# EXERCISE GOAL
Your task is to copy the material exactly.

# INPUT DATA

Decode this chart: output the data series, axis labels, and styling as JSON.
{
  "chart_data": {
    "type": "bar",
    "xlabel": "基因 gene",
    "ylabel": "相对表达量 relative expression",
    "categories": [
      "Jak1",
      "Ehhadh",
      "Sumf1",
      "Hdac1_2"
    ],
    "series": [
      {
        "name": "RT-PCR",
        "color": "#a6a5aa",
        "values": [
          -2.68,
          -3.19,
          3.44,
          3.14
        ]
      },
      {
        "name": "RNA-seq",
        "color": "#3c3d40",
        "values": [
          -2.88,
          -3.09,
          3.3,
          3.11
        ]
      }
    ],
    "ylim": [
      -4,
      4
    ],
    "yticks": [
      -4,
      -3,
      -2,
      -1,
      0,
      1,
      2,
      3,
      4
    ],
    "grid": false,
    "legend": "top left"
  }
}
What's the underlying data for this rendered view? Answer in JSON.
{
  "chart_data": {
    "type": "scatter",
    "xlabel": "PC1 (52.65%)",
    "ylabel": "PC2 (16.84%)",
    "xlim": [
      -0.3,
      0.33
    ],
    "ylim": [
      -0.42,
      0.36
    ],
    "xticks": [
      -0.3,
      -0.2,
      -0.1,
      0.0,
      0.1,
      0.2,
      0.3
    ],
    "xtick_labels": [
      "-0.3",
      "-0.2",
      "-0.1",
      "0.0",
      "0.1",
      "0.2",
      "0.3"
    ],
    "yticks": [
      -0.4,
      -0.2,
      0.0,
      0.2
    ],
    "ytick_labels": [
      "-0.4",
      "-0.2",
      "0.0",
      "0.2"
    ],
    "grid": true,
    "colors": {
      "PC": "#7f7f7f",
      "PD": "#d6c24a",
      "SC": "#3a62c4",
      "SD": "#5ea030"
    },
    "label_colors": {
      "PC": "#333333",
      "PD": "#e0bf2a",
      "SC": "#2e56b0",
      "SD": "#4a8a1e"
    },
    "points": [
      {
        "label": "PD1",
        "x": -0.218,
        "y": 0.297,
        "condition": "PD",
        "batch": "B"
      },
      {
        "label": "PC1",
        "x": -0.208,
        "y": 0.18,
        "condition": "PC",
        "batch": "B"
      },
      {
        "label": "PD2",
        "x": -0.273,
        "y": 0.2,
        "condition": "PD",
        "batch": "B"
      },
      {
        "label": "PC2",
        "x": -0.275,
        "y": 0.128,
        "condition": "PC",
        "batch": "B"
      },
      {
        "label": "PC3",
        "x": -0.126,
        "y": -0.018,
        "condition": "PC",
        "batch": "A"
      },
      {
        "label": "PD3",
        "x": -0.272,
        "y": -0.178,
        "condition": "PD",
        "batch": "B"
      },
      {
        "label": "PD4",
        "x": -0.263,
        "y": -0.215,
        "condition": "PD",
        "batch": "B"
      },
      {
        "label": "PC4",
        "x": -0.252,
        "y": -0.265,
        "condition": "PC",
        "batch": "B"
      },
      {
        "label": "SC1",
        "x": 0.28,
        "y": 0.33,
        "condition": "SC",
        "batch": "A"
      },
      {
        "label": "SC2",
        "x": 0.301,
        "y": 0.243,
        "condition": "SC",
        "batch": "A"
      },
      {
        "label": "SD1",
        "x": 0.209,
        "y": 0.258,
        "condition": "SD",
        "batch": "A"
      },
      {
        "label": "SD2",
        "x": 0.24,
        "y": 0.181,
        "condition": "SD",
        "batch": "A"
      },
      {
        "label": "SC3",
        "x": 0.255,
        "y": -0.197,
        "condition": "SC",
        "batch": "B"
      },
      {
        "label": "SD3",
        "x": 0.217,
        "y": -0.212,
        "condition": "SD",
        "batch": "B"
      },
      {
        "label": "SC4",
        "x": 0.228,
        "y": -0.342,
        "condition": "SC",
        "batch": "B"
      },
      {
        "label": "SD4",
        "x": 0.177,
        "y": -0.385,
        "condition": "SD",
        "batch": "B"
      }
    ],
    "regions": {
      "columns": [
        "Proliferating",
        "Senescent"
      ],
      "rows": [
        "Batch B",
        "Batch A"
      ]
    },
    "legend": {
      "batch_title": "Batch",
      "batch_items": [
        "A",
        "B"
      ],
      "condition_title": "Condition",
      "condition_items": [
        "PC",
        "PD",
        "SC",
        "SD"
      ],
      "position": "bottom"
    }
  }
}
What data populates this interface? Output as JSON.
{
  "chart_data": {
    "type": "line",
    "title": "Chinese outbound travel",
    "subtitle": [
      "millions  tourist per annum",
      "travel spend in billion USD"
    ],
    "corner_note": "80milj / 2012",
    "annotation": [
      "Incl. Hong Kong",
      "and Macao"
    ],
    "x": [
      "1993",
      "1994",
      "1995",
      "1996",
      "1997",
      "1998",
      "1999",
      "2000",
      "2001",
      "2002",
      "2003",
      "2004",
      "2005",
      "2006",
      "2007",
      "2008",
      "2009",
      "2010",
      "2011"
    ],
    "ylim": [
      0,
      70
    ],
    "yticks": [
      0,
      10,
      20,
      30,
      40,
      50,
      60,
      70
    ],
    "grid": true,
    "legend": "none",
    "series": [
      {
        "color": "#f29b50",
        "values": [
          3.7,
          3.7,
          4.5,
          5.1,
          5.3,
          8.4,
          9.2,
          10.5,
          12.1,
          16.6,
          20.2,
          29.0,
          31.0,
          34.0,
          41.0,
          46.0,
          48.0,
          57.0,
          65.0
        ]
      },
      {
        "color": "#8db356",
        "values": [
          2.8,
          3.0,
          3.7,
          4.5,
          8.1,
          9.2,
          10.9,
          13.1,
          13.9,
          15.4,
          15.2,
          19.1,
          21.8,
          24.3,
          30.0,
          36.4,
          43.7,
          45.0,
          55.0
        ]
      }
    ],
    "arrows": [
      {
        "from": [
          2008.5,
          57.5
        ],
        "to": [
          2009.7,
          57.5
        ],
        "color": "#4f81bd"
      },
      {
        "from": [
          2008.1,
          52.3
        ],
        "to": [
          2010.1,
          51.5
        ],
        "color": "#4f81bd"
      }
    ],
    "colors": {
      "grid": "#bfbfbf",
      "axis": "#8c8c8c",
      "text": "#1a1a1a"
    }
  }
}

# CORRECT ANSWER
Decode this chart: output the data series, axis labels, and styling as JSON.
{
  "chart_data": {
    "type": "bar",
    "xlabel": "基因 gene",
    "ylabel": "相对表达量 relative expression",
    "categories": [
      "Jak1",
      "Ehhadh",
      "Sumf1",
      "Hdac1_2"
    ],
    "series": [
      {
        "name": "RT-PCR",
        "color": "#a6a5aa",
        "values": [
          -2.68,
          -3.19,
          3.44,
          3.14
        ]
      },
      {
        "name": "RNA-seq",
        "color": "#3c3d40",
        "values": [
          -2.88,
          -3.09,
          3.3,
          3.11
        ]
      }
    ],
    "ylim": [
      -4,
      4
    ],
    "yticks": [
      -4,
      -3,
      -2,
      -1,
      0,
      1,
      2,
      3,
      4
    ],
    "grid": false,
    "legend": "top left"
  }
}
What's the underlying data for this rendered view? Answer in JSON.
{
  "chart_data": {
    "type": "scatter",
    "xlabel": "PC1 (52.65%)",
    "ylabel": "PC2 (16.84%)",
    "xlim": [
      -0.3,
      0.33
    ],
    "ylim": [
      -0.42,
      0.36
    ],
    "xticks": [
      -0.3,
      -0.2,
      -0.1,
      0.0,
      0.1,
      0.2,
      0.3
    ],
    "xtick_labels": [
      "-0.3",
      "-0.2",
      "-0.1",
      "0.0",
      "0.1",
      "0.2",
      "0.3"
    ],
    "yticks": [
      -0.4,
      -0.2,
      0.0,
      0.2
    ],
    "ytick_labels": [
      "-0.4",
      "-0.2",
      "0.0",
      "0.2"
    ],
    "grid": true,
    "colors": {
      "PC": "#7f7f7f",
      "PD": "#d6c24a",
      "SC": "#3a62c4",
      "SD": "#5ea030"
    },
    "label_colors": {
      "PC": "#333333",
      "PD": "#e0bf2a",
      "SC": "#2e56b0",
      "SD": "#4a8a1e"
    },
    "points": [
      {
        "label": "PD1",
        "x": -0.218,
        "y": 0.297,
        "condition": "PD",
        "batch": "B"
      },
      {
        "label": "PC1",
        "x": -0.208,
        "y": 0.18,
        "condition": "PC",
        "batch": "B"
      },
      {
        "label": "PD2",
        "x": -0.273,
        "y": 0.2,
        "condition": "PD",
        "batch": "B"
      },
      {
        "label": "PC2",
        "x": -0.275,
        "y": 0.128,
        "condition": "PC",
        "batch": "B"
      },
      {
        "label": "PC3",
        "x": -0.126,
        "y": -0.018,
        "condition": "PC",
        "batch": "A"
      },
      {
        "label": "PD3",
        "x": -0.272,
        "y": -0.178,
        "condition": "PD",
        "batch": "B"
      },
      {
        "label": "PD4",
        "x": -0.263,
        "y": -0.215,
        "condition": "PD",
        "batch": "B"
      },
      {
        "label": "PC4",
        "x": -0.252,
        "y": -0.265,
        "condition": "PC",
        "batch": "B"
      },
      {
        "label": "SC1",
        "x": 0.28,
        "y": 0.33,
        "condition": "SC",
        "batch": "A"
      },
      {
        "label": "SC2",
        "x": 0.301,
        "y": 0.243,
        "condition": "SC",
        "batch": "A"
      },
      {
        "label": "SD1",
        "x": 0.209,
        "y": 0.258,
        "condition": "SD",
        "batch": "A"
      },
      {
        "label": "SD2",
        "x": 0.24,
        "y": 0.181,
        "condition": "SD",
        "batch": "A"
      },
      {
        "label": "SC3",
        "x": 0.255,
        "y": -0.197,
        "condition": "SC",
        "batch": "B"
      },
      {
        "label": "SD3",
        "x": 0.217,
        "y": -0.212,
        "condition": "SD",
        "batch": "B"
      },
      {
        "label": "SC4",
        "x": 0.228,
        "y": -0.342,
        "condition": "SC",
        "batch": "B"
      },
      {
        "label": "SD4",
        "x": 0.177,
        "y": -0.385,
        "condition": "SD",
        "batch": "B"
      }
    ],
    "regions": {
      "columns": [
        "Proliferating",
        "Senescent"
      ],
      "rows": [
        "Batch B",
        "Batch A"
      ]
    },
    "legend": {
      "batch_title": "Batch",
      "batch_items": [
        "A",
        "B"
      ],
      "condition_title": "Condition",
      "condition_items": [
        "PC",
        "PD",
        "SC",
        "SD"
      ],
      "position": "bottom"
    }
  }
}
What data populates this interface? Output as JSON.
{
  "chart_data": {
    "type": "line",
    "title": "Chinese outbound travel",
    "subtitle": [
      "millions  tourist per annum",
      "travel spend in billion USD"
    ],
    "corner_note": "80milj / 2012",
    "annotation": [
      "Incl. Hong Kong",
      "and Macao"
    ],
    "x": [
      "1993",
      "1994",
      "1995",
      "1996",
      "1997",
      "1998",
      "1999",
      "2000",
      "2001",
      "2002",
      "2003",
      "2004",
      "2005",
      "2006",
      "2007",
      "2008",
      "2009",
      "2010",
      "2011"
    ],
    "ylim": [
      0,
      70
    ],
    "yticks": [
      0,
      10,
      20,
      30,
      40,
      50,
      60,
      70
    ],
    "grid": true,
    "legend": "none",
    "series": [
      {
        "color": "#f29b50",
        "values": [
          3.7,
          3.7,
          4.5,
          5.1,
          5.3,
          8.4,
          9.2,
          10.5,
          12.1,
          16.6,
          20.2,
          29.0,
          31.0,
          34.0,
          41.0,
          46.0,
          48.0,
          57.0,
          65.0
        ]
      },
      {
        "color": "#8db356",
        "values": [
          2.8,
          3.0,
          3.7,
          4.5,
          8.1,
          9.2,
          10.9,
          13.1,
          13.9,
          15.4,
          15.2,
          19.1,
          21.8,
          24.3,
          30.0,
          36.4,
          43.7,
          45.0,
          55.0
        ]
      }
    ],
    "arrows": [
      {
        "from": [
          2008.5,
          57.5
        ],
        "to": [
          2009.7,
          57.5
        ],
        "color": "#4f81bd"
      },
      {
        "from": [
          2008.1,
          52.3
        ],
        "to": [
          2010.1,
          51.5
        ],
        "color": "#4f81bd"
      }
    ],
    "colors": {
      "grid": "#bfbfbf",
      "axis": "#8c8c8c",
      "text": "#1a1a1a"
    }
  }
}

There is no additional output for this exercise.